■ Problem to solve:
Repeat the stretch of the records from their start through the line containing "project-tool-icon[interactable] <box>1319 1369", keeping every line in that span unchanged.

[Saved data entries]
** START **
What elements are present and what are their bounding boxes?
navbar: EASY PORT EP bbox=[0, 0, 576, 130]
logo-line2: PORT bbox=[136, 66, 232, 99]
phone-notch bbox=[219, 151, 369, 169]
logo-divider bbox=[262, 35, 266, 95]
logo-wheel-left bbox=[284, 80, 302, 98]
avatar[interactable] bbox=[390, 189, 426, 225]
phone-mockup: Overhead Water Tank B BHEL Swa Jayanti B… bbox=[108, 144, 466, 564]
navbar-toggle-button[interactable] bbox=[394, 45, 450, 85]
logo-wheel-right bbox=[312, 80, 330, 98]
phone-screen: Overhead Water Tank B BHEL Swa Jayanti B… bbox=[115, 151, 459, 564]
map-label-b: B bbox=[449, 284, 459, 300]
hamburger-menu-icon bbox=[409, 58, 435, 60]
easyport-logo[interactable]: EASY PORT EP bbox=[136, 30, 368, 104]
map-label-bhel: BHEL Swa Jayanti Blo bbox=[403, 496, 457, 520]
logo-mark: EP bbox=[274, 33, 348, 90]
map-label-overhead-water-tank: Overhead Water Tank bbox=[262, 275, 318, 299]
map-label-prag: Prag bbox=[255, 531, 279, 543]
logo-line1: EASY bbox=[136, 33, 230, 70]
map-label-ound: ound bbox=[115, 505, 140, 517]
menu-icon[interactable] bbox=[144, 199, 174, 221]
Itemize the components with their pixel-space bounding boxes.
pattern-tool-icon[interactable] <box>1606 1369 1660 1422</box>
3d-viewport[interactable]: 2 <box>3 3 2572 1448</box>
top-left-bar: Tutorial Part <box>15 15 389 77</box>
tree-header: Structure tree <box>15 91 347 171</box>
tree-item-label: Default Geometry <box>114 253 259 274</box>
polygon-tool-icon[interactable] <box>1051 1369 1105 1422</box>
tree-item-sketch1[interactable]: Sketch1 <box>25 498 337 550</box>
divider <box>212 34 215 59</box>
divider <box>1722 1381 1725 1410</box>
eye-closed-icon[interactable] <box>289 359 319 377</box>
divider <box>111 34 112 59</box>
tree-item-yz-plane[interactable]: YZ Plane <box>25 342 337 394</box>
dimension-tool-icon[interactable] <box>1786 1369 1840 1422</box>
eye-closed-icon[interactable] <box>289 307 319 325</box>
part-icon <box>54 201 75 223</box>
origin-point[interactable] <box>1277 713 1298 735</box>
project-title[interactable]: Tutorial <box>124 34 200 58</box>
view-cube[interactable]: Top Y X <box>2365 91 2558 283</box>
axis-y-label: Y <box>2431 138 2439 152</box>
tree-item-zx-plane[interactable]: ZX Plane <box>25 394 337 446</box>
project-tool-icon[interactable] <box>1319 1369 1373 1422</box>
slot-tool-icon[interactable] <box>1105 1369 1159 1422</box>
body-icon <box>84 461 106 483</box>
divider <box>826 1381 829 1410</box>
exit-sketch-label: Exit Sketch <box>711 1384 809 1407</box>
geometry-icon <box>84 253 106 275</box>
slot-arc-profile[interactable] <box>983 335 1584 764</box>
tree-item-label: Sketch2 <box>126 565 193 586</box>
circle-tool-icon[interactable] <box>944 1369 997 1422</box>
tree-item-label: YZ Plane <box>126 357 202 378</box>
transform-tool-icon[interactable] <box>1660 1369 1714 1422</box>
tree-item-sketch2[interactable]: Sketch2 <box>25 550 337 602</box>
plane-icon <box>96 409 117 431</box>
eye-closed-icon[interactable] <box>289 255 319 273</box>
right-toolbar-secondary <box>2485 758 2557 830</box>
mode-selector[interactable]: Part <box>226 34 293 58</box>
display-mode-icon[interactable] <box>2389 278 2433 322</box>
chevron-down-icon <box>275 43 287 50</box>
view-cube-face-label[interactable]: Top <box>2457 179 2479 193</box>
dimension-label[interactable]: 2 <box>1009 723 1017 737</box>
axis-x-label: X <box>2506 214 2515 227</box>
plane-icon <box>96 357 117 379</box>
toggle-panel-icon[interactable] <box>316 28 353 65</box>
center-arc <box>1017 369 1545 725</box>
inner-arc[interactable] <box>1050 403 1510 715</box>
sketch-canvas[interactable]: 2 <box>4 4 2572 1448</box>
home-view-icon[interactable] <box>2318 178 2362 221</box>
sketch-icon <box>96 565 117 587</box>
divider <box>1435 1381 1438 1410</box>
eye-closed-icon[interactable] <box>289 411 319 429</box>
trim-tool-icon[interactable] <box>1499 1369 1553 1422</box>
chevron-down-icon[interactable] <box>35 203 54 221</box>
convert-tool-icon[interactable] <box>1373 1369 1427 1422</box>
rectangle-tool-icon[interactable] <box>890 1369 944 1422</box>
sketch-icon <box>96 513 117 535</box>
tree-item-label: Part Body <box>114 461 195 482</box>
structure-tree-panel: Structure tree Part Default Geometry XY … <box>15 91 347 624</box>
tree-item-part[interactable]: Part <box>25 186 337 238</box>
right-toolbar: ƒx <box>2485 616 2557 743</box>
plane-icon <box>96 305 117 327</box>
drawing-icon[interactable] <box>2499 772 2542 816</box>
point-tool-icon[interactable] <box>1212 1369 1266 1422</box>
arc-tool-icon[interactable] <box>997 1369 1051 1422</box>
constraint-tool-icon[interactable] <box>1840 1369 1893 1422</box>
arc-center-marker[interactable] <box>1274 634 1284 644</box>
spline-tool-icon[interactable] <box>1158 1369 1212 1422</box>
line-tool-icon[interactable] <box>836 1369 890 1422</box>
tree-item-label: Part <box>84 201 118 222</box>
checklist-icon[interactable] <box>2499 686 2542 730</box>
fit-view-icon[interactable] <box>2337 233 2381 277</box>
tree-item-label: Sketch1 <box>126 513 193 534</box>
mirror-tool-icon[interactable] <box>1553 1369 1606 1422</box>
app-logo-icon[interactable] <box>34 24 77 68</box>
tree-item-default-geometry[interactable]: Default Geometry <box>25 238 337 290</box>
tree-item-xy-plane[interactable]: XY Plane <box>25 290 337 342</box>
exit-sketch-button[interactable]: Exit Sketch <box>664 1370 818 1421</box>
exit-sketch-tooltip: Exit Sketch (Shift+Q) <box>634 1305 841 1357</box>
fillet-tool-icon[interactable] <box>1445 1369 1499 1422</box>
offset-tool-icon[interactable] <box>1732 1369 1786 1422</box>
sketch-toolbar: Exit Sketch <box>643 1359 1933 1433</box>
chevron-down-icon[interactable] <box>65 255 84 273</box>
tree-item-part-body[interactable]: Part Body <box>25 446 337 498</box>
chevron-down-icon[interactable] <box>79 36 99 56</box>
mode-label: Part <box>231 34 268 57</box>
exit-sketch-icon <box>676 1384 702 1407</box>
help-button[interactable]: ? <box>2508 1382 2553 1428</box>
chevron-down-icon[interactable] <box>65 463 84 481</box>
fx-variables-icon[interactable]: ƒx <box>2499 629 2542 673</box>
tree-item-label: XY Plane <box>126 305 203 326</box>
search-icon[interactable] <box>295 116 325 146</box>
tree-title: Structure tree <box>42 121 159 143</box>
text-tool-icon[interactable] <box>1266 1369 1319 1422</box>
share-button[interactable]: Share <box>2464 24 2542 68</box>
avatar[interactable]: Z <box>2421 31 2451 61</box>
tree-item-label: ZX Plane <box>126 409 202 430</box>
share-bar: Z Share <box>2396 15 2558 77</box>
** END **
■ Full response:
What elements are present and what are their bounding boxes?
navbar: EASY PORT EP bbox=[0, 0, 576, 130]
logo-line2: PORT bbox=[136, 66, 232, 99]
phone-notch bbox=[219, 151, 369, 169]
logo-divider bbox=[262, 35, 266, 95]
logo-wheel-left bbox=[284, 80, 302, 98]
avatar[interactable] bbox=[390, 189, 426, 225]
phone-mockup: Overhead Water Tank B BHEL Swa Jayanti B… bbox=[108, 144, 466, 564]
navbar-toggle-button[interactable] bbox=[394, 45, 450, 85]
logo-wheel-right bbox=[312, 80, 330, 98]
phone-screen: Overhead Water Tank B BHEL Swa Jayanti B… bbox=[115, 151, 459, 564]
map-label-b: B bbox=[449, 284, 459, 300]
hamburger-menu-icon bbox=[409, 58, 435, 60]
easyport-logo[interactable]: EASY PORT EP bbox=[136, 30, 368, 104]
map-label-bhel: BHEL Swa Jayanti Blo bbox=[403, 496, 457, 520]
logo-mark: EP bbox=[274, 33, 348, 90]
map-label-overhead-water-tank: Overhead Water Tank bbox=[262, 275, 318, 299]
map-label-prag: Prag bbox=[255, 531, 279, 543]
logo-line1: EASY bbox=[136, 33, 230, 70]
map-label-ound: ound bbox=[115, 505, 140, 517]
menu-icon[interactable] bbox=[144, 199, 174, 221]
Itemize the components with their pixel-space bounding boxes.
pattern-tool-icon[interactable] <box>1606 1369 1660 1422</box>
3d-viewport[interactable]: 2 <box>3 3 2572 1448</box>
top-left-bar: Tutorial Part <box>15 15 389 77</box>
tree-header: Structure tree <box>15 91 347 171</box>
tree-item-label: Default Geometry <box>114 253 259 274</box>
polygon-tool-icon[interactable] <box>1051 1369 1105 1422</box>
tree-item-sketch1[interactable]: Sketch1 <box>25 498 337 550</box>
divider <box>212 34 215 59</box>
divider <box>1722 1381 1725 1410</box>
eye-closed-icon[interactable] <box>289 359 319 377</box>
divider <box>111 34 112 59</box>
tree-item-yz-plane[interactable]: YZ Plane <box>25 342 337 394</box>
dimension-tool-icon[interactable] <box>1786 1369 1840 1422</box>
eye-closed-icon[interactable] <box>289 307 319 325</box>
part-icon <box>54 201 75 223</box>
origin-point[interactable] <box>1277 713 1298 735</box>
project-title[interactable]: Tutorial <box>124 34 200 58</box>
view-cube[interactable]: Top Y X <box>2365 91 2558 283</box>
axis-y-label: Y <box>2431 138 2439 152</box>
tree-item-zx-plane[interactable]: ZX Plane <box>25 394 337 446</box>
project-tool-icon[interactable] <box>1319 1369 1373 1422</box>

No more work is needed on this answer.